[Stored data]
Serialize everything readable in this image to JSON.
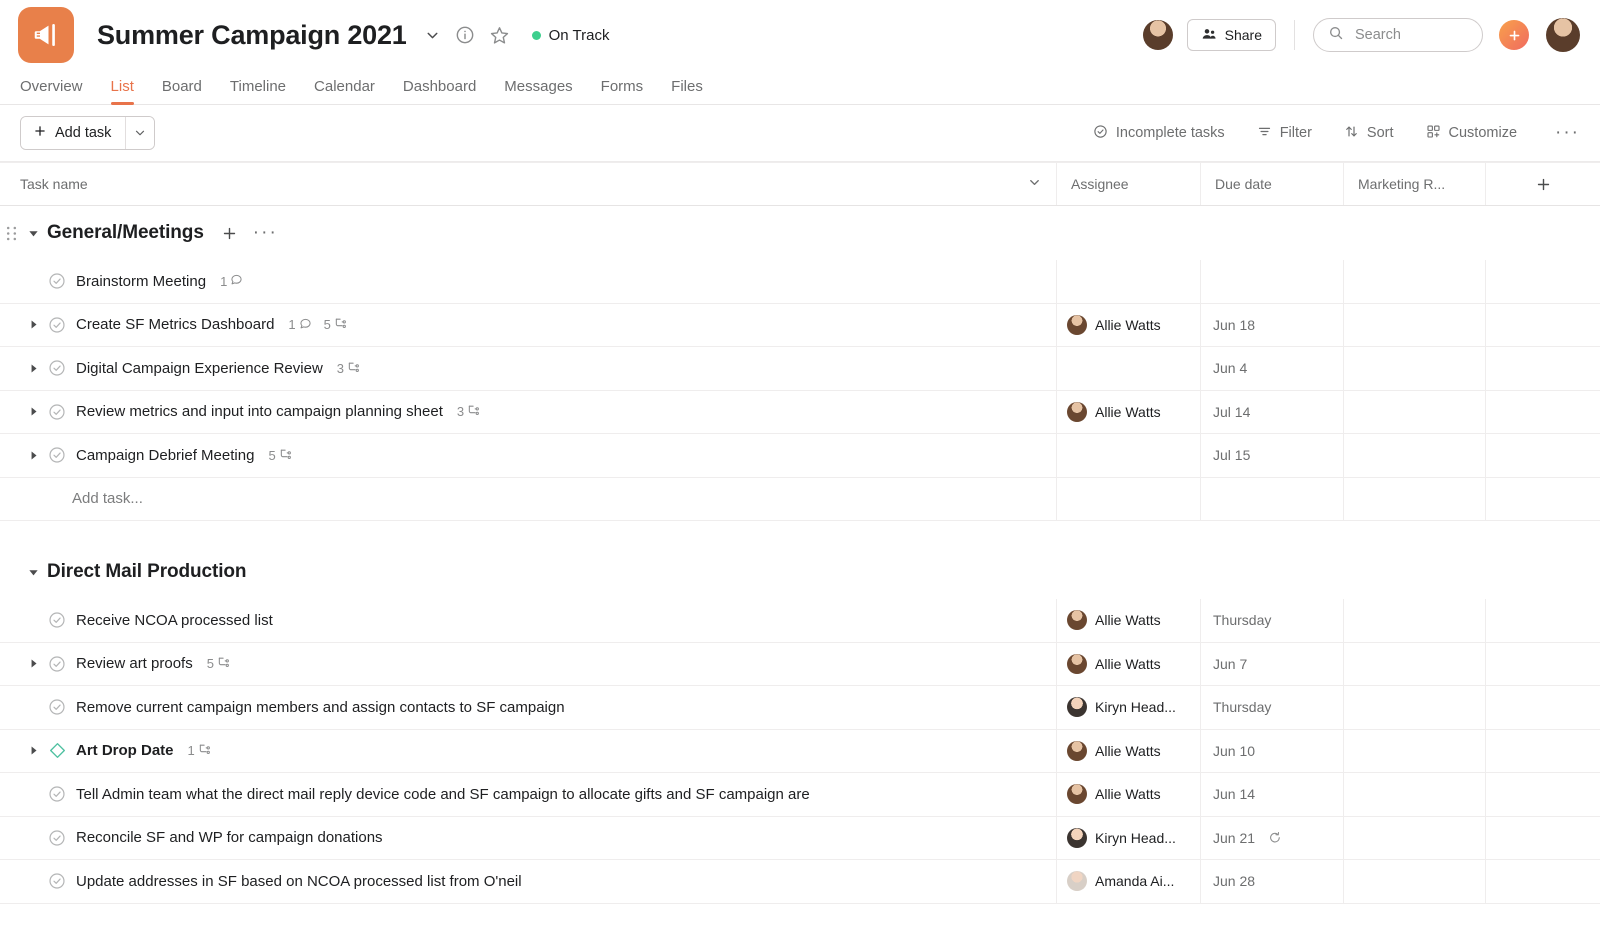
{
  "header": {
    "project_icon": "megaphone-icon",
    "project_icon_color": "#e8804a",
    "title": "Summer Campaign 2021",
    "caret_icon": "chevron-down-icon",
    "info_icon": "info-circle-icon",
    "star_icon": "star-icon",
    "status": "On Track",
    "status_color": "#3ecf8e",
    "share_label": "Share",
    "share_icon": "people-icon",
    "search_placeholder": "Search",
    "search_icon": "search-icon",
    "plus_icon": "plus-icon",
    "plus_color": "#f0745a"
  },
  "tabs": [
    {
      "label": "Overview",
      "active": false
    },
    {
      "label": "List",
      "active": true
    },
    {
      "label": "Board",
      "active": false
    },
    {
      "label": "Timeline",
      "active": false
    },
    {
      "label": "Calendar",
      "active": false
    },
    {
      "label": "Dashboard",
      "active": false
    },
    {
      "label": "Messages",
      "active": false
    },
    {
      "label": "Forms",
      "active": false
    },
    {
      "label": "Files",
      "active": false
    }
  ],
  "tab_accent_color": "#e8734a",
  "toolbar": {
    "add_task_label": "Add task",
    "add_task_plus_icon": "plus-icon",
    "add_task_caret_icon": "chevron-down-icon",
    "incomplete_label": "Incomplete tasks",
    "incomplete_icon": "check-circle-icon",
    "filter_label": "Filter",
    "filter_icon": "filter-icon",
    "sort_label": "Sort",
    "sort_icon": "sort-arrows-icon",
    "customize_label": "Customize",
    "customize_icon": "customize-grid-icon",
    "more_label": "···"
  },
  "columns": {
    "name": "Task name",
    "name_caret_icon": "chevron-down-icon",
    "assignee": "Assignee",
    "due_date": "Due date",
    "marketing": "Marketing R...",
    "add_column_icon": "plus-icon"
  },
  "sections": [
    {
      "title": "General/Meetings",
      "caret_icon": "caret-down-icon",
      "drag_handle_icon": "drag-dots-icon",
      "add_icon": "plus-icon",
      "more_icon": "ellipsis-icon",
      "has_drag_handle": true,
      "has_actions": true,
      "add_task_placeholder": "Add task...",
      "tasks": [
        {
          "name": "Brainstorm Meeting",
          "expandable": false,
          "milestone": false,
          "comments": "1",
          "subtasks": "",
          "assignee": "",
          "avatar_class": "",
          "due": "",
          "repeat": false
        },
        {
          "name": "Create SF Metrics Dashboard",
          "expandable": true,
          "milestone": false,
          "comments": "1",
          "subtasks": "5",
          "assignee": "Allie Watts",
          "avatar_class": "av-allie",
          "due": "Jun 18",
          "repeat": false
        },
        {
          "name": "Digital Campaign Experience Review",
          "expandable": true,
          "milestone": false,
          "comments": "",
          "subtasks": "3",
          "assignee": "",
          "avatar_class": "",
          "due": "Jun 4",
          "repeat": false
        },
        {
          "name": "Review metrics and input into campaign planning sheet",
          "expandable": true,
          "milestone": false,
          "comments": "",
          "subtasks": "3",
          "assignee": "Allie Watts",
          "avatar_class": "av-allie",
          "due": "Jul 14",
          "repeat": false
        },
        {
          "name": "Campaign Debrief Meeting",
          "expandable": true,
          "milestone": false,
          "comments": "",
          "subtasks": "5",
          "assignee": "",
          "avatar_class": "",
          "due": "Jul 15",
          "repeat": false
        }
      ]
    },
    {
      "title": "Direct Mail Production",
      "caret_icon": "caret-down-icon",
      "drag_handle_icon": "",
      "add_icon": "",
      "more_icon": "",
      "has_drag_handle": false,
      "has_actions": false,
      "add_task_placeholder": "",
      "tasks": [
        {
          "name": "Receive NCOA processed list",
          "expandable": false,
          "milestone": false,
          "comments": "",
          "subtasks": "",
          "assignee": "Allie Watts",
          "avatar_class": "av-allie",
          "due": "Thursday",
          "repeat": false
        },
        {
          "name": "Review art proofs",
          "expandable": true,
          "milestone": false,
          "comments": "",
          "subtasks": "5",
          "assignee": "Allie Watts",
          "avatar_class": "av-allie",
          "due": "Jun 7",
          "repeat": false
        },
        {
          "name": "Remove current campaign members and assign contacts to SF campaign",
          "expandable": false,
          "milestone": false,
          "comments": "",
          "subtasks": "",
          "assignee": "Kiryn Head...",
          "avatar_class": "av-kiryn",
          "due": "Thursday",
          "repeat": false
        },
        {
          "name": "Art Drop Date",
          "expandable": true,
          "milestone": true,
          "comments": "",
          "subtasks": "1",
          "assignee": "Allie Watts",
          "avatar_class": "av-allie",
          "due": "Jun 10",
          "repeat": false
        },
        {
          "name": "Tell Admin team what the direct mail reply device code and SF campaign to allocate gifts and SF campaign are",
          "expandable": false,
          "milestone": false,
          "comments": "",
          "subtasks": "",
          "assignee": "Allie Watts",
          "avatar_class": "av-allie",
          "due": "Jun 14",
          "repeat": false
        },
        {
          "name": "Reconcile SF and WP for campaign donations",
          "expandable": false,
          "milestone": false,
          "comments": "",
          "subtasks": "",
          "assignee": "Kiryn Head...",
          "avatar_class": "av-kiryn",
          "due": "Jun 21",
          "repeat": true
        },
        {
          "name": "Update addresses in SF based on NCOA processed list from O'neil",
          "expandable": false,
          "milestone": false,
          "comments": "",
          "subtasks": "",
          "assignee": "Amanda Ai...",
          "avatar_class": "av-amanda",
          "due": "Jun 28",
          "repeat": false
        }
      ]
    }
  ],
  "milestone_color": "#4ec0a0"
}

BRIEF: Leave out the pictures and copy everything else in the records word for word.

SOLVED PROBLEM:
Serialize everything readable in this image to JSON.
{
  "header": {
    "project_icon": "megaphone-icon",
    "project_icon_color": "#e8804a",
    "title": "Summer Campaign 2021",
    "caret_icon": "chevron-down-icon",
    "info_icon": "info-circle-icon",
    "star_icon": "star-icon",
    "status": "On Track",
    "status_color": "#3ecf8e",
    "share_label": "Share",
    "share_icon": "people-icon",
    "search_placeholder": "Search",
    "search_icon": "search-icon",
    "plus_icon": "plus-icon",
    "plus_color": "#f0745a"
  },
  "tabs": [
    {
      "label": "Overview",
      "active": false
    },
    {
      "label": "List",
      "active": true
    },
    {
      "label": "Board",
      "active": false
    },
    {
      "label": "Timeline",
      "active": false
    },
    {
      "label": "Calendar",
      "active": false
    },
    {
      "label": "Dashboard",
      "active": false
    },
    {
      "label": "Messages",
      "active": false
    },
    {
      "label": "Forms",
      "active": false
    },
    {
      "label": "Files",
      "active": false
    }
  ],
  "tab_accent_color": "#e8734a",
  "toolbar": {
    "add_task_label": "Add task",
    "add_task_plus_icon": "plus-icon",
    "add_task_caret_icon": "chevron-down-icon",
    "incomplete_label": "Incomplete tasks",
    "incomplete_icon": "check-circle-icon",
    "filter_label": "Filter",
    "filter_icon": "filter-icon",
    "sort_label": "Sort",
    "sort_icon": "sort-arrows-icon",
    "customize_label": "Customize",
    "customize_icon": "customize-grid-icon",
    "more_label": "···"
  },
  "columns": {
    "name": "Task name",
    "name_caret_icon": "chevron-down-icon",
    "assignee": "Assignee",
    "due_date": "Due date",
    "marketing": "Marketing R...",
    "add_column_icon": "plus-icon"
  },
  "sections": [
    {
      "title": "General/Meetings",
      "caret_icon": "caret-down-icon",
      "drag_handle_icon": "drag-dots-icon",
      "add_icon": "plus-icon",
      "more_icon": "ellipsis-icon",
      "has_drag_handle": true,
      "has_actions": true,
      "add_task_placeholder": "Add task...",
      "tasks": [
        {
          "name": "Brainstorm Meeting",
          "expandable": false,
          "milestone": false,
          "comments": "1",
          "subtasks": "",
          "assignee": "",
          "avatar_class": "",
          "due": "",
          "repeat": false
        },
        {
          "name": "Create SF Metrics Dashboard",
          "expandable": true,
          "milestone": false,
          "comments": "1",
          "subtasks": "5",
          "assignee": "Allie Watts",
          "avatar_class": "av-allie",
          "due": "Jun 18",
          "repeat": false
        },
        {
          "name": "Digital Campaign Experience Review",
          "expandable": true,
          "milestone": false,
          "comments": "",
          "subtasks": "3",
          "assignee": "",
          "avatar_class": "",
          "due": "Jun 4",
          "repeat": false
        },
        {
          "name": "Review metrics and input into campaign planning sheet",
          "expandable": true,
          "milestone": false,
          "comments": "",
          "subtasks": "3",
          "assignee": "Allie Watts",
          "avatar_class": "av-allie",
          "due": "Jul 14",
          "repeat": false
        },
        {
          "name": "Campaign Debrief Meeting",
          "expandable": true,
          "milestone": false,
          "comments": "",
          "subtasks": "5",
          "assignee": "",
          "avatar_class": "",
          "due": "Jul 15",
          "repeat": false
        }
      ]
    },
    {
      "title": "Direct Mail Production",
      "caret_icon": "caret-down-icon",
      "drag_handle_icon": "",
      "add_icon": "",
      "more_icon": "",
      "has_drag_handle": false,
      "has_actions": false,
      "add_task_placeholder": "",
      "tasks": [
        {
          "name": "Receive NCOA processed list",
          "expandable": false,
          "milestone": false,
          "comments": "",
          "subtasks": "",
          "assignee": "Allie Watts",
          "avatar_class": "av-allie",
          "due": "Thursday",
          "repeat": false
        },
        {
          "name": "Review art proofs",
          "expandable": true,
          "milestone": false,
          "comments": "",
          "subtasks": "5",
          "assignee": "Allie Watts",
          "avatar_class": "av-allie",
          "due": "Jun 7",
          "repeat": false
        },
        {
          "name": "Remove current campaign members and assign contacts to SF campaign",
          "expandable": false,
          "milestone": false,
          "comments": "",
          "subtasks": "",
          "assignee": "Kiryn Head...",
          "avatar_class": "av-kiryn",
          "due": "Thursday",
          "repeat": false
        },
        {
          "name": "Art Drop Date",
          "expandable": true,
          "milestone": true,
          "comments": "",
          "subtasks": "1",
          "assignee": "Allie Watts",
          "avatar_class": "av-allie",
          "due": "Jun 10",
          "repeat": false
        },
        {
          "name": "Tell Admin team what the direct mail reply device code and SF campaign to allocate gifts and SF campaign are",
          "expandable": false,
          "milestone": false,
          "comments": "",
          "subtasks": "",
          "assignee": "Allie Watts",
          "avatar_class": "av-allie",
          "due": "Jun 14",
          "repeat": false
        },
        {
          "name": "Reconcile SF and WP for campaign donations",
          "expandable": false,
          "milestone": false,
          "comments": "",
          "subtasks": "",
          "assignee": "Kiryn Head...",
          "avatar_class": "av-kiryn",
          "due": "Jun 21",
          "repeat": true
        },
        {
          "name": "Update addresses in SF based on NCOA processed list from O'neil",
          "expandable": false,
          "milestone": false,
          "comments": "",
          "subtasks": "",
          "assignee": "Amanda Ai...",
          "avatar_class": "av-amanda",
          "due": "Jun 28",
          "repeat": false
        }
      ]
    }
  ],
  "milestone_color": "#4ec0a0"
}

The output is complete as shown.